BAGIAN TEKS:
* * *

Tersangka Kasus Meikarta Ajukan Gugatan Praperadilan terhadap KPK

Kamis, 28 November 2019 - 15:36 WIB
Tersangka Kasus Meikarta Ajukan Gugatan Praperadilan terhadap KPK
Proyek Meikarta di Kabupaten Bekasi. Foto/SINDOnews/Dok
A A A
BANDUNG - Komisi Pemberantasan Korupsi (KPK) digugat praperadilan ke Pengadilan Negeri (PN) Jakarta Selatan oleh Bartholomeus Toto, tersangka kasus suap izin peruntukan dan penggunaan tanah (IPPT) untuk proyek Meikarta.

Supriyadi, kuasa hukum Bartholomeus Toto mengatakan, berkas gugatan praperadilan diterima Panitera PN Jaksel pada 27 November 2019 dengan Nomor perkara 151/Pid.Pra/2019/PN Jaksel.

"Gugatan pra peradilannya sudah kami ajukan ke PN Jakarta Selatan. Sudah diterima panitera. Sidangnya belum dijadwalkan," kata Supriyadi dihubungi wartawan melalui ponselnya, Rabu (27/11).

Dia mengemukakan, praperadilan diatur di Kitab Undang-undang Hukum Acara Pidana (KUHAP) bisa diajukan oleh tersangka. Gugatan praperadilan boleh dilakukan untuk menguji sah atau tidaknya penetapan tersangka, penahanan, penggeledahan hingga penyitaan, serta sah atau tidaknya surat perintah penghentian penyidikan (SP3). "Kami mengajukan praperadilan karena penetapan tersangka hanya berdasarkan satu alat bukti," ujar Supriyadi.

Namun, tutur dia, Bartholomeus Toto sudah ditetapkan tersangka. Bahkan Toto ditahan KPK sejak Rabu 20 November 2019. Sedangkan berdasarkan KUHAP, penetapan seseorang sebagai tersangka harus didukung oleh setidaknya dua alat bukti yang cukup.

"Menurut kami, penetapan Bartholomeus Toto sebagai tersangka tidak sah karena tidak didukung dua alat bukti yang cukup. Di sidang praperadilan ini, kami akan menguji kesaksian Edi Dwi Soesianto," tutur dia.

Supriyadi menuturkan, penetapan kliennya sebagai tersangka berawal dari persidangan kasus Meikarta dengan terdakwa mantan Bupati Bekasi Neneng Hasanah Yasin. Saat itu, saksi Kepala Divisi Land and Acquisition PT Lippo Group Edi Dwi Soesianto menyebut menerima uang Rp10,5 miliar dari Bartolomeus Toto melalui Melda Peni Lestaridari, sekretaris.

* * *

DATA:

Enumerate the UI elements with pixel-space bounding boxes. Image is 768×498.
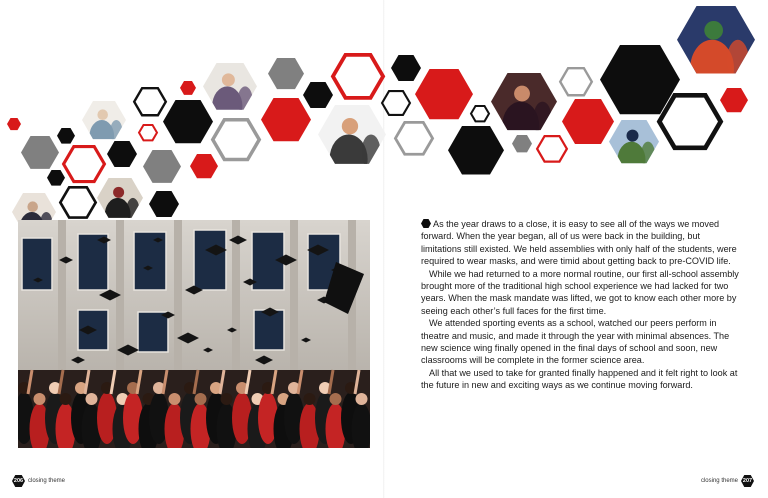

* * *

YANG DIMINTA: Tuliskan ulang bagian berita tentang gugatan praperadilan kasus Meikarta, mulai dari "Supriyadi menuturkan, penetapan" dan berakhir pada "Peni Lestaridari, sekretaris.".

JAWABAN SOAL:
Supriyadi menuturkan, penetapan kliennya sebagai tersangka berawal dari persidangan kasus Meikarta dengan terdakwa mantan Bupati Bekasi Neneng Hasanah Yasin. Saat itu, saksi Kepala Divisi Land and Acquisition PT Lippo Group Edi Dwi Soesianto menyebut menerima uang Rp10,5 miliar dari Bartolomeus Toto melalui Melda Peni Lestaridari, sekretaris.